* Problem 1: Duplicate the portion of the announcement about the LOVE LETTERS tour that opens with the words containing "LOVE LETTERS Tour, Starring" and closes with "and second chances.".

* Text to read:
######

LOVE LETTERS Tour, Starring Ali MacGraw and Ryan O'Neal to Launch at The Wallis This Month
They made history 45 years ago when they starred in LOVE STORY, the most talked about film of its day -- Ali MacGraw and Ryan O'Neal now reunite for LOVE LETTERS, a special theatrical tour that will make its official tour launch at the Wallis Annenberg Center for the Performing Arts. LOVE LETTERS by celebrated American playwright A.R. Gurney is an enduring romance about first loves and second chances.
Directed by two time Tony-winning director Gregory Mosher, it will perform Tuesday, Oct 13 through Sunday, Oct 25, (press opening Oct. 14), onstage at the Bram Goldsmith Theater at The Wallis.
LOVE LETTERS is the story of Andrew Makepeace Ladd III (O'Neal) and Melissa Gardner (MacGraw), two young people from similar backgrounds who take very different paths in life. Despite leading lives which should not intersect, they can't let go of each other throughout their 50-year friendship, and their marriages and families with other people.

######

* Problem 2: Format the part of the records that opens with the line containing "147, 243, 160]" and closes with the last line of the records as a numbered list, leaving out any blank lines.

* Data supplied:
######

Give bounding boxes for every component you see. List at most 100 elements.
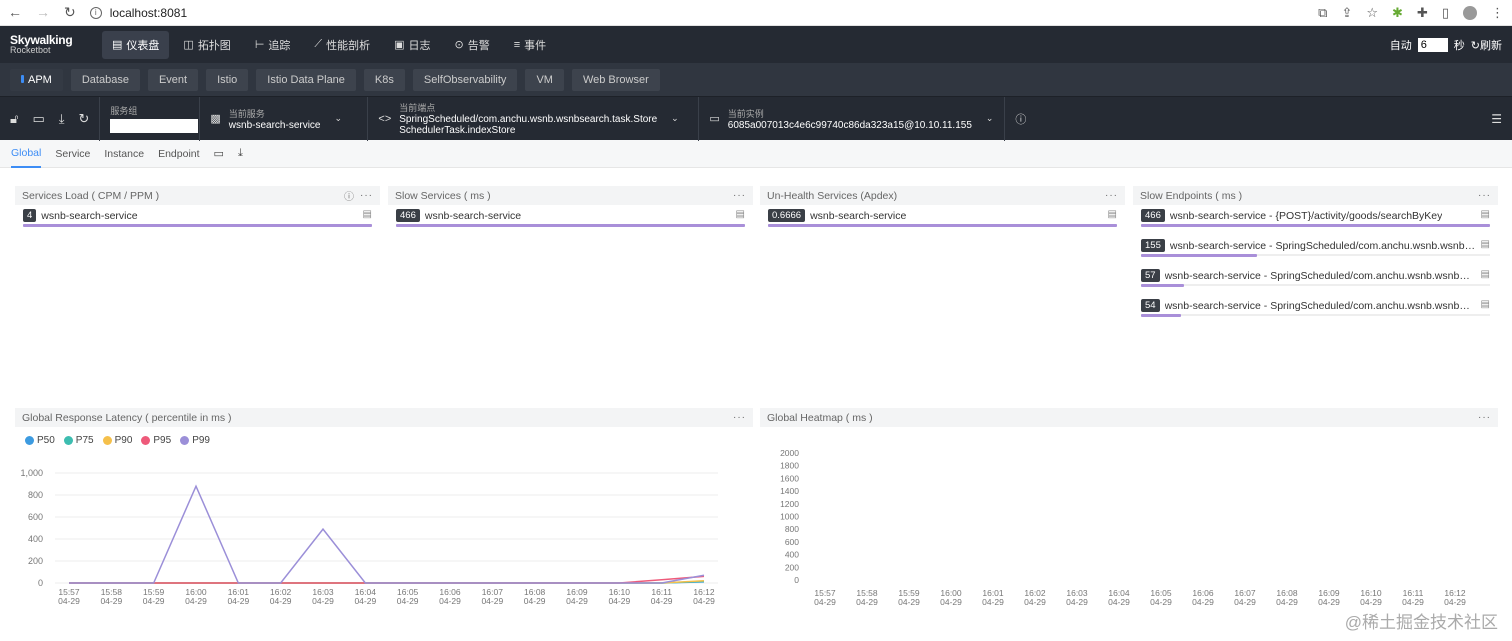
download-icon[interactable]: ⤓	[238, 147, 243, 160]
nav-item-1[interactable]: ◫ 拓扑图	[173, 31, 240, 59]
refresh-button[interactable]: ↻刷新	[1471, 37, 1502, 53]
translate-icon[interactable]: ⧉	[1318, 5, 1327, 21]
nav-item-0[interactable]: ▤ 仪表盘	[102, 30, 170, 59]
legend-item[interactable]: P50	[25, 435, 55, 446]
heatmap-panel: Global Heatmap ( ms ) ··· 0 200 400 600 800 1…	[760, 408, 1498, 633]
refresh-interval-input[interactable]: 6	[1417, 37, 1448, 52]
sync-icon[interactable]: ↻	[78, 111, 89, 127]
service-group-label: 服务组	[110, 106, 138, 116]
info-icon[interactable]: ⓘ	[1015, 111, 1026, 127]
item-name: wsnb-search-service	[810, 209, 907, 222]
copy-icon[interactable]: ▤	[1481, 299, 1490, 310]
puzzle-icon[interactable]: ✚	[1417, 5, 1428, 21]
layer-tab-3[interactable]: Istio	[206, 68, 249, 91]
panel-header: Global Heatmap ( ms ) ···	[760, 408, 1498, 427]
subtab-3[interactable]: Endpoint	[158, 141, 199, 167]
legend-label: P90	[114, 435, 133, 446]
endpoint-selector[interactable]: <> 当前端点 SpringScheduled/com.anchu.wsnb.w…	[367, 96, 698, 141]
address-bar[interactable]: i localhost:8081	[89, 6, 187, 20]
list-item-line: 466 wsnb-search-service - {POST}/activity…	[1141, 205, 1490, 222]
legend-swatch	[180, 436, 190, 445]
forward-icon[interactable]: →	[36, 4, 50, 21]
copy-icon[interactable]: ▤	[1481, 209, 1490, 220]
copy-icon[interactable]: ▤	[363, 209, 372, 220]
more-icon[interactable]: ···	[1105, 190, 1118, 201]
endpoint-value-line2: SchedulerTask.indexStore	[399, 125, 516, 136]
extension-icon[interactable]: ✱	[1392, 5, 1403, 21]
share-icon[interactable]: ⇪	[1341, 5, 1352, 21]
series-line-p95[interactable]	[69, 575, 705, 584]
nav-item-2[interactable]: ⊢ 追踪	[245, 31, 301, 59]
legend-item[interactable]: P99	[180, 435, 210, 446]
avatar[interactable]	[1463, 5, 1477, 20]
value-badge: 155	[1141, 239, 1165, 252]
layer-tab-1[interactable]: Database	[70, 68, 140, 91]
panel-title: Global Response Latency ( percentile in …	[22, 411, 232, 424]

######

* Task solution 1:
LOVE LETTERS Tour, Starring Ali MacGraw and Ryan O'Neal to Launch at The Wallis This Month
They made history 45 years ago when they starred in LOVE STORY, the most talked about film of its day -- Ali MacGraw and Ryan O'Neal now reunite for LOVE LETTERS, a special theatrical tour that will make its official tour launch at the Wallis Annenberg Center for the Performing Arts. LOVE LETTERS by celebrated American playwright A.R. Gurney is an enduring romance about first loves and second chances.

* Task solution 2:
1. download-icon[interactable]: ⤓	[238, 147, 243, 160]
2. nav-item-1[interactable]: ◫ 拓扑图	[173, 31, 240, 59]
3. refresh-button[interactable]: ↻刷新	[1471, 37, 1502, 53]
4. translate-icon[interactable]: ⧉	[1318, 5, 1327, 21]
5. nav-item-0[interactable]: ▤ 仪表盘	[102, 30, 170, 59]
6. legend-item[interactable]: P50	[25, 435, 55, 446]
7. heatmap-panel: Global Heatmap ( ms ) ··· 0 200 400 600 800 1…	[760, 408, 1498, 633]
8. refresh-interval-input[interactable]: 6	[1417, 37, 1448, 52]
9. sync-icon[interactable]: ↻	[78, 111, 89, 127]
10. service-group-label: 服务组	[110, 106, 138, 116]
11. info-icon[interactable]: ⓘ	[1015, 111, 1026, 127]
12. item-name: wsnb-search-service	[810, 209, 907, 222]
13. copy-icon[interactable]: ▤	[1481, 299, 1490, 310]
14. puzzle-icon[interactable]: ✚	[1417, 5, 1428, 21]
15. layer-tab-3[interactable]: Istio	[206, 68, 249, 91]
16. panel-header: Global Heatmap ( ms ) ···	[760, 408, 1498, 427]
17. subtab-3[interactable]: Endpoint	[158, 141, 199, 167]
18. legend-label: P90	[114, 435, 133, 446]
19. endpoint-selector[interactable]: <> 当前端点 SpringScheduled/com.anchu.wsnb.w…	[367, 96, 698, 141]
20. address-bar[interactable]: i localhost:8081	[89, 6, 187, 20]
21. list-item-line: 466 wsnb-search-service - {POST}/activity…	[1141, 205, 1490, 222]
22. legend-swatch	[180, 436, 190, 445]
23. forward-icon[interactable]: →	[36, 4, 50, 21]
24. copy-icon[interactable]: ▤	[1481, 209, 1490, 220]
25. copy-icon[interactable]: ▤	[363, 209, 372, 220]
26. more-icon[interactable]: ···	[1105, 190, 1118, 201]
27. endpoint-value-line2: SchedulerTask.indexStore	[399, 125, 516, 136]
28. extension-icon[interactable]: ✱	[1392, 5, 1403, 21]
29. share-icon[interactable]: ⇪	[1341, 5, 1352, 21]
30. series-line-p95[interactable]	[69, 575, 705, 584]
31. nav-item-2[interactable]: ⊢ 追踪	[245, 31, 301, 59]
32. legend-item[interactable]: P99	[180, 435, 210, 446]
33. avatar[interactable]	[1463, 5, 1477, 20]
34. value-badge: 155	[1141, 239, 1165, 252]
35. layer-tab-1[interactable]: Database	[70, 68, 140, 91]
36. panel-title: Global Response Latency ( percentile in …	[22, 411, 232, 424]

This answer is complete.